Your task is to copy every line of this material exactly.

_ _ _

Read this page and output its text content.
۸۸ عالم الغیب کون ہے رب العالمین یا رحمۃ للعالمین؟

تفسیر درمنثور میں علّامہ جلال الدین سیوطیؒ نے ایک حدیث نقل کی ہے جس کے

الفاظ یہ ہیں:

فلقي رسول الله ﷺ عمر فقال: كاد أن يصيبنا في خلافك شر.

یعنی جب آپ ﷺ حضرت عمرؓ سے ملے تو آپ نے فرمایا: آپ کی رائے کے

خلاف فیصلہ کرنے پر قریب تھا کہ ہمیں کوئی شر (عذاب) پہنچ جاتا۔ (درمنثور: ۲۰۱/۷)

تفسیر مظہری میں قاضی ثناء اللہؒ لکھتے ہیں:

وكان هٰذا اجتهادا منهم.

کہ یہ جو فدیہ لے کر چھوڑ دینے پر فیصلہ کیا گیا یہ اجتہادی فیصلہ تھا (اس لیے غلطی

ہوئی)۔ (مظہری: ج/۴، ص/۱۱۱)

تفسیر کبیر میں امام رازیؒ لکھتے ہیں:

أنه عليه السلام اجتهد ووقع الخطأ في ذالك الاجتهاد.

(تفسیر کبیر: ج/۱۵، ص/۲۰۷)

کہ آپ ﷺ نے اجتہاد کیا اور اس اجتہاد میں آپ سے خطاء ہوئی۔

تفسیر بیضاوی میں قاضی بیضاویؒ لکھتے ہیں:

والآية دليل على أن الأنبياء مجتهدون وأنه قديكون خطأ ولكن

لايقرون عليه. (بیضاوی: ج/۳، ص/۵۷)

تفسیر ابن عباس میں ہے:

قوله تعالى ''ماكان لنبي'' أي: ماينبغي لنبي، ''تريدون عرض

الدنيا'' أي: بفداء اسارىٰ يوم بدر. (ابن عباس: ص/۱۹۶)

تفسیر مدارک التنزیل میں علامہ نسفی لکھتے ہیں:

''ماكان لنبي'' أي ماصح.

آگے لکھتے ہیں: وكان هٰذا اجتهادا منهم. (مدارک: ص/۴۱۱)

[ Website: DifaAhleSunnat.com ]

_ _ _

### The solution
Read this page and output its text content.
۸۸ عالم الغیب کون ہے رب العالمین یا رحمۃ للعالمین؟

تفسیر درمنثور میں علّامہ جلال الدین سیوطیؒ نے ایک حدیث نقل کی ہے جس کے

الفاظ یہ ہیں:

فلقي رسول الله ﷺ عمر فقال: كاد أن يصيبنا في خلافك شر.

یعنی جب آپ ﷺ حضرت عمرؓ سے ملے تو آپ نے فرمایا: آپ کی رائے کے

خلاف فیصلہ کرنے پر قریب تھا کہ ہمیں کوئی شر (عذاب) پہنچ جاتا۔ (درمنثور: ۲۰۱/۷)

تفسیر مظہری میں قاضی ثناء اللہؒ لکھتے ہیں:

وكان هٰذا اجتهادا منهم.

کہ یہ جو فدیہ لے کر چھوڑ دینے پر فیصلہ کیا گیا یہ اجتہادی فیصلہ تھا (اس لیے غلطی

ہوئی)۔ (مظہری: ج/۴، ص/۱۱۱)

تفسیر کبیر میں امام رازیؒ لکھتے ہیں:

أنه عليه السلام اجتهد ووقع الخطأ في ذالك الاجتهاد.

(تفسیر کبیر: ج/۱۵، ص/۲۰۷)

کہ آپ ﷺ نے اجتہاد کیا اور اس اجتہاد میں آپ سے خطاء ہوئی۔

تفسیر بیضاوی میں قاضی بیضاویؒ لکھتے ہیں:

والآية دليل على أن الأنبياء مجتهدون وأنه قديكون خطأ ولكن

لايقرون عليه. (بیضاوی: ج/۳، ص/۵۷)

تفسیر ابن عباس میں ہے:

قوله تعالى ''ماكان لنبي'' أي: ماينبغي لنبي، ''تريدون عرض

الدنيا'' أي: بفداء اسارىٰ يوم بدر. (ابن عباس: ص/۱۹۶)

تفسیر مدارک التنزیل میں علامہ نسفی لکھتے ہیں:

''ماكان لنبي'' أي ماصح.

آگے لکھتے ہیں: وكان هٰذا اجتهادا منهم. (مدارک: ص/۴۱۱)

[ Website: DifaAhleSunnat.com ]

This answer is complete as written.